Problem to solve -
Could you transcribe every record below exactly as written, leaving out any pictures?

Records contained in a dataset

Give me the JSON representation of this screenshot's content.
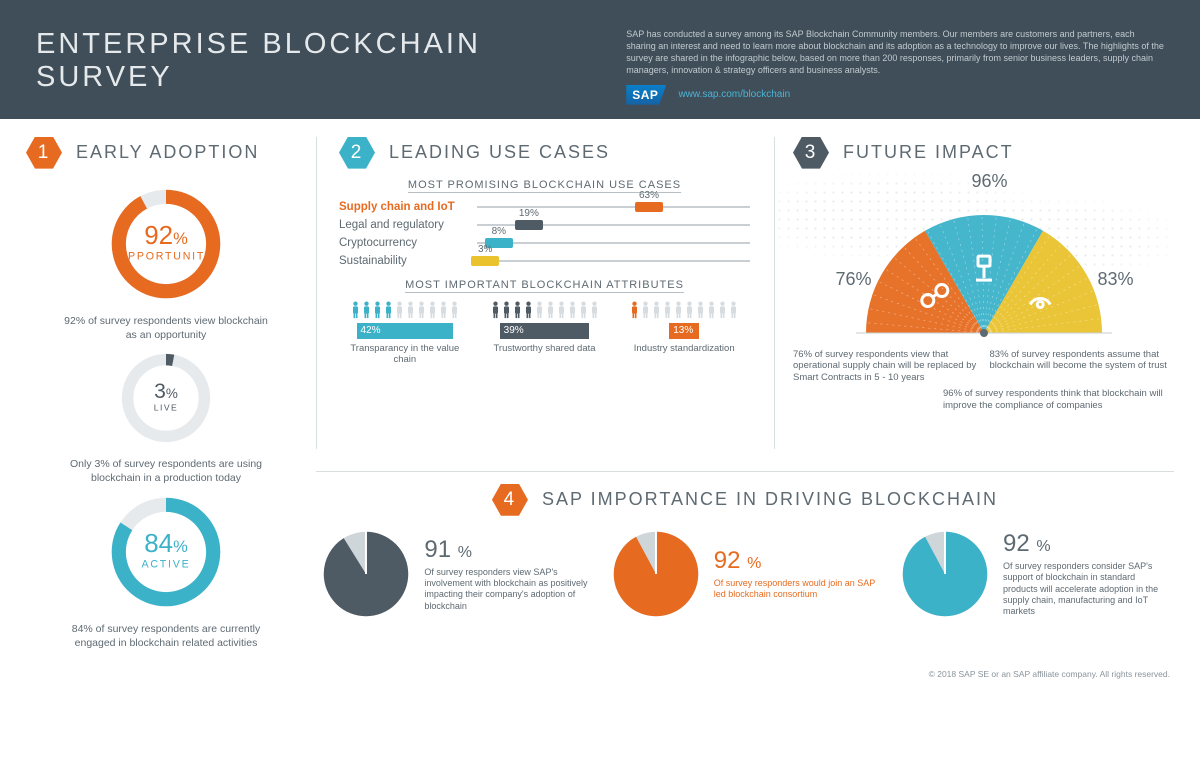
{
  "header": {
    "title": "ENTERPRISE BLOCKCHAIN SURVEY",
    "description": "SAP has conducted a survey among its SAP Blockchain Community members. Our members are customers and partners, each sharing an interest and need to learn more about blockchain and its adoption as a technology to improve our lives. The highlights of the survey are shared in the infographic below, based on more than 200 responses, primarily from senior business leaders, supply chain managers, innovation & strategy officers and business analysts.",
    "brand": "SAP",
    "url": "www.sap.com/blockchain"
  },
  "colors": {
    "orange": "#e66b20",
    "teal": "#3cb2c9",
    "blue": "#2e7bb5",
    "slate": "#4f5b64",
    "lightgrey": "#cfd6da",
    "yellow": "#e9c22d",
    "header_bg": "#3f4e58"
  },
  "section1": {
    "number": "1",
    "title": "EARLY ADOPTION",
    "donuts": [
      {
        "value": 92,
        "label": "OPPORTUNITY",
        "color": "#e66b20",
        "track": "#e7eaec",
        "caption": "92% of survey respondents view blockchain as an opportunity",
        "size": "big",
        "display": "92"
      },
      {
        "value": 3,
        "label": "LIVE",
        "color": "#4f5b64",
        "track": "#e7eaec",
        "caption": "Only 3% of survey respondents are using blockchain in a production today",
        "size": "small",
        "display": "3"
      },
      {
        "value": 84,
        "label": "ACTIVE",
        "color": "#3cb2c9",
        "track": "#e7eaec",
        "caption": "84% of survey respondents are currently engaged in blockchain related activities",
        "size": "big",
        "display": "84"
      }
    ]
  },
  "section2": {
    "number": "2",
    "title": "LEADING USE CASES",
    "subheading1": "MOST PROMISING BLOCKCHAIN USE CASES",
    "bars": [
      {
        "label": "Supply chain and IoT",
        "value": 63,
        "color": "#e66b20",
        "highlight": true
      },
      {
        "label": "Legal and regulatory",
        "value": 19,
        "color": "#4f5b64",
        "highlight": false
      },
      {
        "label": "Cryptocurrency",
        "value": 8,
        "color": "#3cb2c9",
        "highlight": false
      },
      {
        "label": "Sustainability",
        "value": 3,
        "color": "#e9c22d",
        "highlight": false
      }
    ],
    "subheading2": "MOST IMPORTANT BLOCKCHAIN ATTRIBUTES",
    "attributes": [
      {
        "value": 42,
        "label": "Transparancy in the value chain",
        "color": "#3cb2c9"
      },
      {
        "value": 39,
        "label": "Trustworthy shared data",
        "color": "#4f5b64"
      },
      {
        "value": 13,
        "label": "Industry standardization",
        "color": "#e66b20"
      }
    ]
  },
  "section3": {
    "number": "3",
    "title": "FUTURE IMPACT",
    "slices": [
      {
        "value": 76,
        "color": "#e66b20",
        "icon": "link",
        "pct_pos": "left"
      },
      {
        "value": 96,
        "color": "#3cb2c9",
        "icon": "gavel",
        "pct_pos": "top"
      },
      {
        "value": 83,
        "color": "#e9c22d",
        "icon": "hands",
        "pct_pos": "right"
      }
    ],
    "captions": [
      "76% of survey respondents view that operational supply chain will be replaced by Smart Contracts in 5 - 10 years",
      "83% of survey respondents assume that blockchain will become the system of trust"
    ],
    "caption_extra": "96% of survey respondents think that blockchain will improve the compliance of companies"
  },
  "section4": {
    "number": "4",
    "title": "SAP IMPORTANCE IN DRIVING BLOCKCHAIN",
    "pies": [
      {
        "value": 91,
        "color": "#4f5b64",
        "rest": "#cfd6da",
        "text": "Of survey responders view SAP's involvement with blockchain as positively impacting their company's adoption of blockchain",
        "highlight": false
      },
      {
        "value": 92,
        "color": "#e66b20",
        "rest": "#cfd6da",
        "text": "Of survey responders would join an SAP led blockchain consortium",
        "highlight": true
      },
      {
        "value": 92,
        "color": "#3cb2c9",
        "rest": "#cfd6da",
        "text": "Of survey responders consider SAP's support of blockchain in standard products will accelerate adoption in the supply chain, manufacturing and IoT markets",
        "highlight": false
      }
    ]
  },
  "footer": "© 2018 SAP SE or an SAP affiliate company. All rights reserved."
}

Response -
Give me the JSON representation of this screenshot's content.
{
  "header": {
    "title": "ENTERPRISE BLOCKCHAIN SURVEY",
    "description": "SAP has conducted a survey among its SAP Blockchain Community members. Our members are customers and partners, each sharing an interest and need to learn more about blockchain and its adoption as a technology to improve our lives. The highlights of the survey are shared in the infographic below, based on more than 200 responses, primarily from senior business leaders, supply chain managers, innovation & strategy officers and business analysts.",
    "brand": "SAP",
    "url": "www.sap.com/blockchain"
  },
  "colors": {
    "orange": "#e66b20",
    "teal": "#3cb2c9",
    "blue": "#2e7bb5",
    "slate": "#4f5b64",
    "lightgrey": "#cfd6da",
    "yellow": "#e9c22d",
    "header_bg": "#3f4e58"
  },
  "section1": {
    "number": "1",
    "title": "EARLY ADOPTION",
    "donuts": [
      {
        "value": 92,
        "label": "OPPORTUNITY",
        "color": "#e66b20",
        "track": "#e7eaec",
        "caption": "92% of survey respondents view blockchain as an opportunity",
        "size": "big",
        "display": "92"
      },
      {
        "value": 3,
        "label": "LIVE",
        "color": "#4f5b64",
        "track": "#e7eaec",
        "caption": "Only 3% of survey respondents are using blockchain in a production today",
        "size": "small",
        "display": "3"
      },
      {
        "value": 84,
        "label": "ACTIVE",
        "color": "#3cb2c9",
        "track": "#e7eaec",
        "caption": "84% of survey respondents are currently engaged in blockchain related activities",
        "size": "big",
        "display": "84"
      }
    ]
  },
  "section2": {
    "number": "2",
    "title": "LEADING USE CASES",
    "subheading1": "MOST PROMISING BLOCKCHAIN USE CASES",
    "bars": [
      {
        "label": "Supply chain and IoT",
        "value": 63,
        "color": "#e66b20",
        "highlight": true
      },
      {
        "label": "Legal and regulatory",
        "value": 19,
        "color": "#4f5b64",
        "highlight": false
      },
      {
        "label": "Cryptocurrency",
        "value": 8,
        "color": "#3cb2c9",
        "highlight": false
      },
      {
        "label": "Sustainability",
        "value": 3,
        "color": "#e9c22d",
        "highlight": false
      }
    ],
    "subheading2": "MOST IMPORTANT BLOCKCHAIN ATTRIBUTES",
    "attributes": [
      {
        "value": 42,
        "label": "Transparancy in the value chain",
        "color": "#3cb2c9"
      },
      {
        "value": 39,
        "label": "Trustworthy shared data",
        "color": "#4f5b64"
      },
      {
        "value": 13,
        "label": "Industry standardization",
        "color": "#e66b20"
      }
    ]
  },
  "section3": {
    "number": "3",
    "title": "FUTURE IMPACT",
    "slices": [
      {
        "value": 76,
        "color": "#e66b20",
        "icon": "link",
        "pct_pos": "left"
      },
      {
        "value": 96,
        "color": "#3cb2c9",
        "icon": "gavel",
        "pct_pos": "top"
      },
      {
        "value": 83,
        "color": "#e9c22d",
        "icon": "hands",
        "pct_pos": "right"
      }
    ],
    "captions": [
      "76% of survey respondents view that operational supply chain will be replaced by Smart Contracts in 5 - 10 years",
      "83% of survey respondents assume that blockchain will become the system of trust"
    ],
    "caption_extra": "96% of survey respondents think that blockchain will improve the compliance of companies"
  },
  "section4": {
    "number": "4",
    "title": "SAP IMPORTANCE IN DRIVING BLOCKCHAIN",
    "pies": [
      {
        "value": 91,
        "color": "#4f5b64",
        "rest": "#cfd6da",
        "text": "Of survey responders view SAP's involvement with blockchain as positively impacting their company's adoption of blockchain",
        "highlight": false
      },
      {
        "value": 92,
        "color": "#e66b20",
        "rest": "#cfd6da",
        "text": "Of survey responders would join an SAP led blockchain consortium",
        "highlight": true
      },
      {
        "value": 92,
        "color": "#3cb2c9",
        "rest": "#cfd6da",
        "text": "Of survey responders consider SAP's support of blockchain in standard products will accelerate adoption in the supply chain, manufacturing and IoT markets",
        "highlight": false
      }
    ]
  },
  "footer": "© 2018 SAP SE or an SAP affiliate company. All rights reserved."
}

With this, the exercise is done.